_The request_
Write every entry out again exactly, please, and skip the pictures.

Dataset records

▬▬▬▬▬▬

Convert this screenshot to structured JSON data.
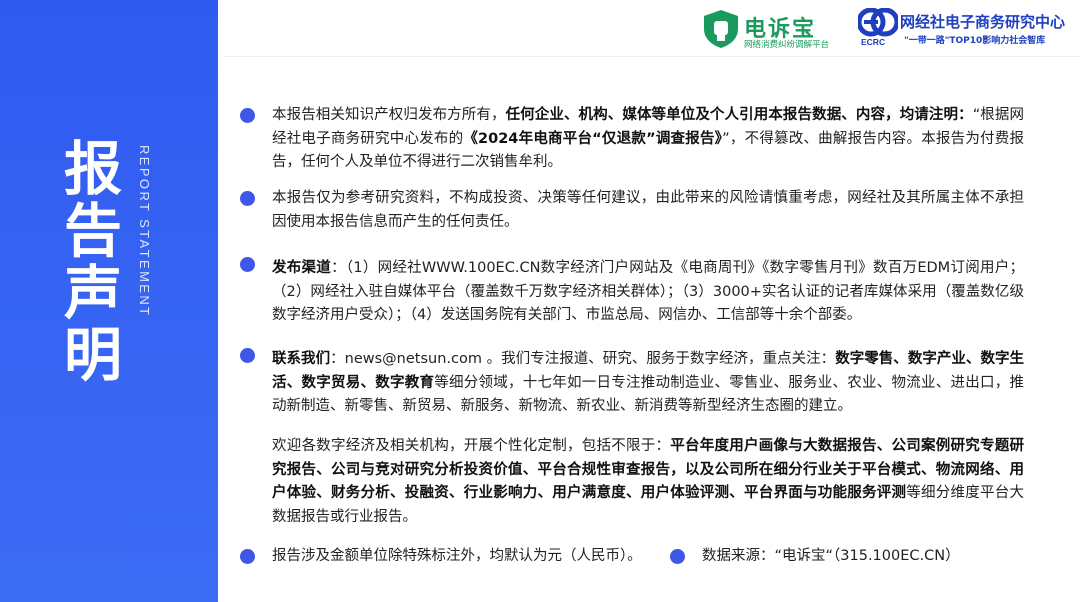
{
  "sidebar": {
    "title": "报告声明",
    "subtitle": "REPORT STATEMENT"
  },
  "logos": {
    "left_name": "电诉宝",
    "left_tagline": "网络消费纠纷调解平台",
    "right_mark": "ECRC",
    "right_name": "网经社电子商务研究中心",
    "right_tagline": "\"一带一路\"TOP10影响力社会智库"
  },
  "colors": {
    "accent": "#3d58e6",
    "panel": "#2f5bf0",
    "green": "#1b9a5e"
  },
  "paragraphs": {
    "p1": [
      {
        "t": "本报告相关知识产权归发布方所有，",
        "b": false
      },
      {
        "t": "任何企业、机构、媒体等单位及个人引用本报告数据、内容，均请注明：",
        "b": true
      },
      {
        "t": "“根据网经社电子商务研究中心发布的",
        "b": false
      },
      {
        "t": "《2024年电商平台“仅退款”调查报告》",
        "b": true
      },
      {
        "t": "”，不得篡改、曲解报告内容。本报告为付费报告，任何个人及单位不得进行二次销售牟利。",
        "b": false
      }
    ],
    "p2": [
      {
        "t": "本报告仅为参考研究资料，不构成投资、决策等任何建议，由此带来的风险请慎重考虑，网经社及其所属主体不承担因使用本报告信息而产生的任何责任。",
        "b": false
      }
    ],
    "p3": [
      {
        "t": "发布渠道",
        "b": true
      },
      {
        "t": "：（1）网经社WWW.100EC.CN数字经济门户网站及《电商周刊》《数字零售月刊》数百万EDM订阅用户；（2）网经社入驻自媒体平台（覆盖数千万数字经济相关群体）；（3）3000+实名认证的记者库媒体采用（覆盖数亿级数字经济用户受众）；（4）发送国务院有关部门、市监总局、网信办、工信部等十余个部委。",
        "b": false
      }
    ],
    "p4": [
      {
        "t": "联系我们",
        "b": true
      },
      {
        "t": "：news@netsun.com 。我们专注报道、研究、服务于数字经济，重点关注：",
        "b": false
      },
      {
        "t": "数字零售、数字产业、数字生活、数字贸易、数字教育",
        "b": true
      },
      {
        "t": "等细分领域，十七年如一日专注推动制造业、零售业、服务业、农业、物流业、进出口，推动新制造、新零售、新贸易、新服务、新物流、新农业、新消费等新型经济生态圈的建立。",
        "b": false
      }
    ],
    "p5": [
      {
        "t": "欢迎各数字经济及相关机构，开展个性化定制，包括不限于：",
        "b": false
      },
      {
        "t": "平台年度用户画像与大数据报告、公司案例研究专题研究报告、公司与竞对研究分析投资价值、平台合规性审查报告，以及公司所在细分行业关于平台模式、物流网络、用户体验、财务分析、投融资、行业影响力、用户满意度、用户体验评测、平台界面与功能服务评测",
        "b": true
      },
      {
        "t": "等细分维度平台大数据报告或行业报告。",
        "b": false
      }
    ],
    "bottom_left": "报告涉及金额单位除特殊标注外，均默认为元（人民币）。",
    "bottom_right": "数据来源：“电诉宝“（315.100EC.CN）"
  }
}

▬▬▬▬▬▬

_Exercise response_
Convert this screenshot to structured JSON data.
{
  "sidebar": {
    "title": "报告声明",
    "subtitle": "REPORT STATEMENT"
  },
  "logos": {
    "left_name": "电诉宝",
    "left_tagline": "网络消费纠纷调解平台",
    "right_mark": "ECRC",
    "right_name": "网经社电子商务研究中心",
    "right_tagline": "\"一带一路\"TOP10影响力社会智库"
  },
  "colors": {
    "accent": "#3d58e6",
    "panel": "#2f5bf0",
    "green": "#1b9a5e"
  },
  "paragraphs": {
    "p1": [
      {
        "t": "本报告相关知识产权归发布方所有，",
        "b": false
      },
      {
        "t": "任何企业、机构、媒体等单位及个人引用本报告数据、内容，均请注明：",
        "b": true
      },
      {
        "t": "“根据网经社电子商务研究中心发布的",
        "b": false
      },
      {
        "t": "《2024年电商平台“仅退款”调查报告》",
        "b": true
      },
      {
        "t": "”，不得篡改、曲解报告内容。本报告为付费报告，任何个人及单位不得进行二次销售牟利。",
        "b": false
      }
    ],
    "p2": [
      {
        "t": "本报告仅为参考研究资料，不构成投资、决策等任何建议，由此带来的风险请慎重考虑，网经社及其所属主体不承担因使用本报告信息而产生的任何责任。",
        "b": false
      }
    ],
    "p3": [
      {
        "t": "发布渠道",
        "b": true
      },
      {
        "t": "：（1）网经社WWW.100EC.CN数字经济门户网站及《电商周刊》《数字零售月刊》数百万EDM订阅用户；（2）网经社入驻自媒体平台（覆盖数千万数字经济相关群体）；（3）3000+实名认证的记者库媒体采用（覆盖数亿级数字经济用户受众）；（4）发送国务院有关部门、市监总局、网信办、工信部等十余个部委。",
        "b": false
      }
    ],
    "p4": [
      {
        "t": "联系我们",
        "b": true
      },
      {
        "t": "：news@netsun.com 。我们专注报道、研究、服务于数字经济，重点关注：",
        "b": false
      },
      {
        "t": "数字零售、数字产业、数字生活、数字贸易、数字教育",
        "b": true
      },
      {
        "t": "等细分领域，十七年如一日专注推动制造业、零售业、服务业、农业、物流业、进出口，推动新制造、新零售、新贸易、新服务、新物流、新农业、新消费等新型经济生态圈的建立。",
        "b": false
      }
    ],
    "p5": [
      {
        "t": "欢迎各数字经济及相关机构，开展个性化定制，包括不限于：",
        "b": false
      },
      {
        "t": "平台年度用户画像与大数据报告、公司案例研究专题研究报告、公司与竞对研究分析投资价值、平台合规性审查报告，以及公司所在细分行业关于平台模式、物流网络、用户体验、财务分析、投融资、行业影响力、用户满意度、用户体验评测、平台界面与功能服务评测",
        "b": true
      },
      {
        "t": "等细分维度平台大数据报告或行业报告。",
        "b": false
      }
    ],
    "bottom_left": "报告涉及金额单位除特殊标注外，均默认为元（人民币）。",
    "bottom_right": "数据来源：“电诉宝“（315.100EC.CN）"
  }
}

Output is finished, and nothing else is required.